- [SOURCE MATERIAL]
## START
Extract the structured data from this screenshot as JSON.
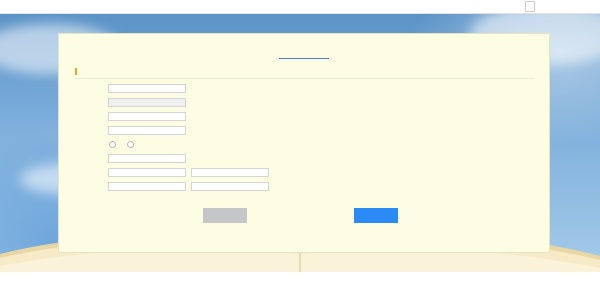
{
  "header": {
    "site_title": "",
    "back_home_label": ""
  },
  "panel": {
    "title": "",
    "title_required": "",
    "section_title": ""
  },
  "form": {
    "rows": [
      {
        "label": "",
        "value": "",
        "hint": ""
      },
      {
        "label": "",
        "value": "",
        "hint": ""
      },
      {
        "label": "",
        "value": "",
        "hint": ""
      },
      {
        "label": "",
        "value": ""
      },
      {
        "label": "",
        "value": "",
        "options": [
          "",
          ""
        ]
      },
      {
        "label": "",
        "value": ""
      },
      {
        "label": "",
        "value": "",
        "value2": ""
      },
      {
        "label": "",
        "value": "",
        "value2": ""
      }
    ]
  },
  "buttons": {
    "prev_label": "",
    "next_label": ""
  },
  "footer": {
    "copyright": ""
  },
  "background": {
    "watermark": "",
    "windows_note": ""
  },
  "colors": {
    "panel_bg": "#fdfde3",
    "required": "#e23a3a",
    "primary_button": "#2a8af6",
    "disabled_button": "#c4c6c8",
    "section_accent": "#f1a02a",
    "title_underline": "#4a7fd0"
  }
}
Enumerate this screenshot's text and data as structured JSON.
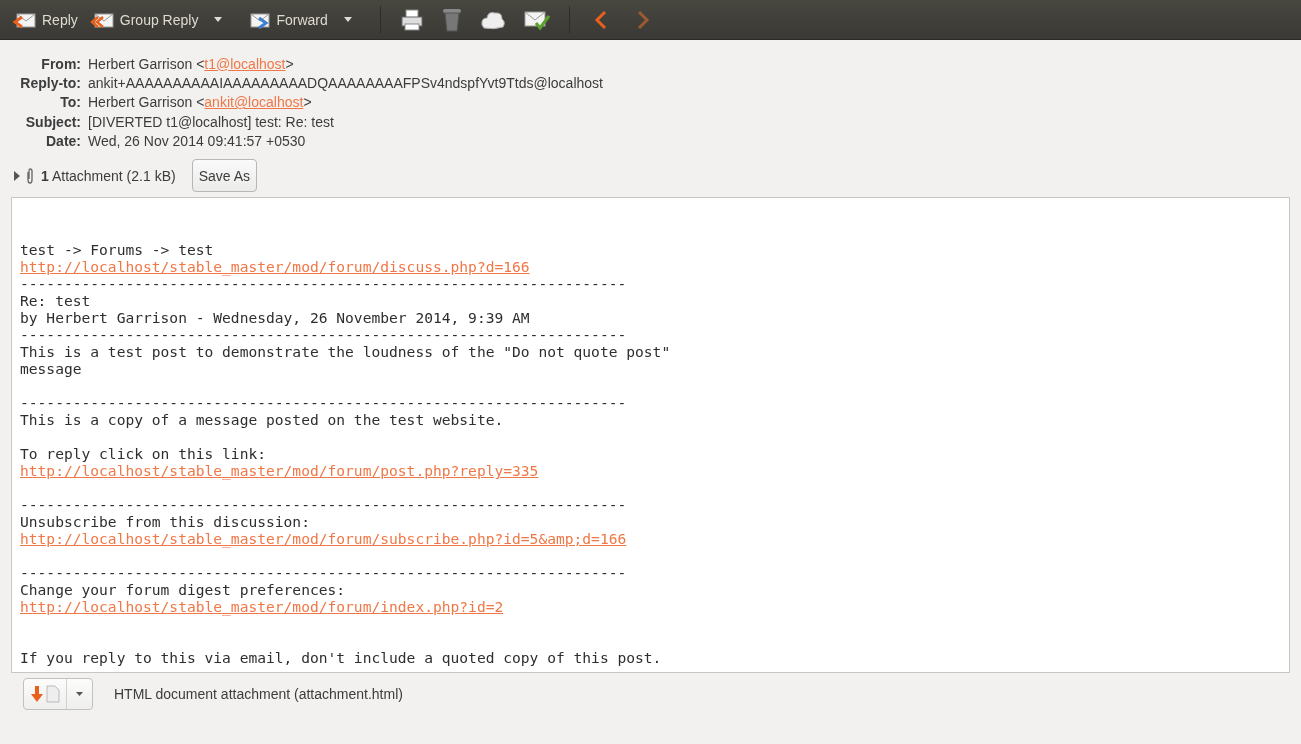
{
  "toolbar": {
    "buttons": [
      {
        "kind": "reply",
        "label": "Reply"
      },
      {
        "kind": "group-reply",
        "label": "Group Reply",
        "dropdown": true
      },
      {
        "kind": "forward",
        "label": "Forward",
        "dropdown": true
      }
    ],
    "icons": [
      {
        "kind": "print"
      },
      {
        "kind": "trash"
      },
      {
        "kind": "junk"
      },
      {
        "kind": "not-junk"
      },
      {
        "kind": "prev"
      },
      {
        "kind": "next"
      }
    ]
  },
  "headers": [
    {
      "label": "From:",
      "parts": [
        {
          "kind": "text",
          "text": "Herbert Garrison <"
        },
        {
          "kind": "link",
          "text": "t1@localhost"
        },
        {
          "kind": "text",
          "text": ">"
        }
      ]
    },
    {
      "label": "Reply-to:",
      "parts": [
        {
          "kind": "text",
          "text": "ankit+AAAAAAAAAAIAAAAAAAAADQAAAAAAAAFPSv4ndspfYvt9Ttds@localhost"
        }
      ]
    },
    {
      "label": "To:",
      "parts": [
        {
          "kind": "text",
          "text": "Herbert Garrison <"
        },
        {
          "kind": "link",
          "text": "ankit@localhost"
        },
        {
          "kind": "text",
          "text": ">"
        }
      ]
    },
    {
      "label": "Subject:",
      "parts": [
        {
          "kind": "text",
          "text": "[DIVERTED t1@localhost] test: Re: test"
        }
      ]
    },
    {
      "label": "Date:",
      "parts": [
        {
          "kind": "text",
          "text": "Wed, 26 Nov 2014 09:41:57 +0530"
        }
      ]
    }
  ],
  "attachments_bar": {
    "expanded": false,
    "summary": "**1** Attachment (2.1 kB)",
    "save_button": "Save As"
  },
  "body": [
    {
      "kind": "blank"
    },
    {
      "kind": "text",
      "text": "test -> Forums -> test"
    },
    {
      "kind": "link",
      "text": "http://localhost/stable_master/mod/forum/discuss.php?d=166"
    },
    {
      "kind": "text",
      "text": "---------------------------------------------------------------------"
    },
    {
      "kind": "text",
      "text": "Re: test"
    },
    {
      "kind": "text",
      "text": "by Herbert Garrison - Wednesday, 26 November 2014, 9:39 AM"
    },
    {
      "kind": "text",
      "text": "---------------------------------------------------------------------"
    },
    {
      "kind": "text",
      "text": "This is a test post to demonstrate the loudness of the \"Do not quote post\""
    },
    {
      "kind": "text",
      "text": "message"
    },
    {
      "kind": "blank"
    },
    {
      "kind": "text",
      "text": "---------------------------------------------------------------------"
    },
    {
      "kind": "text",
      "text": "This is a copy of a message posted on the test website."
    },
    {
      "kind": "blank"
    },
    {
      "kind": "text",
      "text": "To reply click on this link:"
    },
    {
      "kind": "link",
      "text": "http://localhost/stable_master/mod/forum/post.php?reply=335"
    },
    {
      "kind": "blank"
    },
    {
      "kind": "text",
      "text": "---------------------------------------------------------------------"
    },
    {
      "kind": "text",
      "text": "Unsubscribe from this discussion:"
    },
    {
      "kind": "link",
      "text": "http://localhost/stable_master/mod/forum/subscribe.php?id=5&amp;d=166"
    },
    {
      "kind": "blank"
    },
    {
      "kind": "text",
      "text": "---------------------------------------------------------------------"
    },
    {
      "kind": "text",
      "text": "Change your forum digest preferences:"
    },
    {
      "kind": "link",
      "text": "http://localhost/stable_master/mod/forum/index.php?id=2"
    },
    {
      "kind": "blank"
    },
    {
      "kind": "blank"
    },
    {
      "kind": "text",
      "text": "If you reply to this via email, don't include a quoted copy of this post."
    }
  ],
  "attachment": {
    "label": "HTML document attachment (attachment.html)"
  }
}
## END
Without the pictures, repeat all the records word for word.

- [THE ANSWER]
Extract the structured data from this screenshot as JSON.
{
  "header": {
    "site_title": "",
    "back_home_label": ""
  },
  "panel": {
    "title": "",
    "title_required": "",
    "section_title": ""
  },
  "form": {
    "rows": [
      {
        "label": "",
        "value": "",
        "hint": ""
      },
      {
        "label": "",
        "value": "",
        "hint": ""
      },
      {
        "label": "",
        "value": "",
        "hint": ""
      },
      {
        "label": "",
        "value": ""
      },
      {
        "label": "",
        "value": "",
        "options": [
          "",
          ""
        ]
      },
      {
        "label": "",
        "value": ""
      },
      {
        "label": "",
        "value": "",
        "value2": ""
      },
      {
        "label": "",
        "value": "",
        "value2": ""
      }
    ]
  },
  "buttons": {
    "prev_label": "",
    "next_label": ""
  },
  "footer": {
    "copyright": ""
  },
  "background": {
    "watermark": "",
    "windows_note": ""
  },
  "colors": {
    "panel_bg": "#fdfde3",
    "required": "#e23a3a",
    "primary_button": "#2a8af6",
    "disabled_button": "#c4c6c8",
    "section_accent": "#f1a02a",
    "title_underline": "#4a7fd0"
  }
}
Enumerate this screenshot's text and data as structured JSON.
{
  "toolbar": {
    "buttons": [
      {
        "kind": "reply",
        "label": "Reply"
      },
      {
        "kind": "group-reply",
        "label": "Group Reply",
        "dropdown": true
      },
      {
        "kind": "forward",
        "label": "Forward",
        "dropdown": true
      }
    ],
    "icons": [
      {
        "kind": "print"
      },
      {
        "kind": "trash"
      },
      {
        "kind": "junk"
      },
      {
        "kind": "not-junk"
      },
      {
        "kind": "prev"
      },
      {
        "kind": "next"
      }
    ]
  },
  "headers": [
    {
      "label": "From:",
      "parts": [
        {
          "kind": "text",
          "text": "Herbert Garrison <"
        },
        {
          "kind": "link",
          "text": "t1@localhost"
        },
        {
          "kind": "text",
          "text": ">"
        }
      ]
    },
    {
      "label": "Reply-to:",
      "parts": [
        {
          "kind": "text",
          "text": "ankit+AAAAAAAAAAIAAAAAAAAADQAAAAAAAAFPSv4ndspfYvt9Ttds@localhost"
        }
      ]
    },
    {
      "label": "To:",
      "parts": [
        {
          "kind": "text",
          "text": "Herbert Garrison <"
        },
        {
          "kind": "link",
          "text": "ankit@localhost"
        },
        {
          "kind": "text",
          "text": ">"
        }
      ]
    },
    {
      "label": "Subject:",
      "parts": [
        {
          "kind": "text",
          "text": "[DIVERTED t1@localhost] test: Re: test"
        }
      ]
    },
    {
      "label": "Date:",
      "parts": [
        {
          "kind": "text",
          "text": "Wed, 26 Nov 2014 09:41:57 +0530"
        }
      ]
    }
  ],
  "attachments_bar": {
    "expanded": false,
    "summary": "**1** Attachment (2.1 kB)",
    "save_button": "Save As"
  },
  "body": [
    {
      "kind": "blank"
    },
    {
      "kind": "text",
      "text": "test -> Forums -> test"
    },
    {
      "kind": "link",
      "text": "http://localhost/stable_master/mod/forum/discuss.php?d=166"
    },
    {
      "kind": "text",
      "text": "---------------------------------------------------------------------"
    },
    {
      "kind": "text",
      "text": "Re: test"
    },
    {
      "kind": "text",
      "text": "by Herbert Garrison - Wednesday, 26 November 2014, 9:39 AM"
    },
    {
      "kind": "text",
      "text": "---------------------------------------------------------------------"
    },
    {
      "kind": "text",
      "text": "This is a test post to demonstrate the loudness of the \"Do not quote post\""
    },
    {
      "kind": "text",
      "text": "message"
    },
    {
      "kind": "blank"
    },
    {
      "kind": "text",
      "text": "---------------------------------------------------------------------"
    },
    {
      "kind": "text",
      "text": "This is a copy of a message posted on the test website."
    },
    {
      "kind": "blank"
    },
    {
      "kind": "text",
      "text": "To reply click on this link:"
    },
    {
      "kind": "link",
      "text": "http://localhost/stable_master/mod/forum/post.php?reply=335"
    },
    {
      "kind": "blank"
    },
    {
      "kind": "text",
      "text": "---------------------------------------------------------------------"
    },
    {
      "kind": "text",
      "text": "Unsubscribe from this discussion:"
    },
    {
      "kind": "link",
      "text": "http://localhost/stable_master/mod/forum/subscribe.php?id=5&amp;d=166"
    },
    {
      "kind": "blank"
    },
    {
      "kind": "text",
      "text": "---------------------------------------------------------------------"
    },
    {
      "kind": "text",
      "text": "Change your forum digest preferences:"
    },
    {
      "kind": "link",
      "text": "http://localhost/stable_master/mod/forum/index.php?id=2"
    },
    {
      "kind": "blank"
    },
    {
      "kind": "blank"
    },
    {
      "kind": "text",
      "text": "If you reply to this via email, don't include a quoted copy of this post."
    }
  ],
  "attachment": {
    "label": "HTML document attachment (attachment.html)"
  }
}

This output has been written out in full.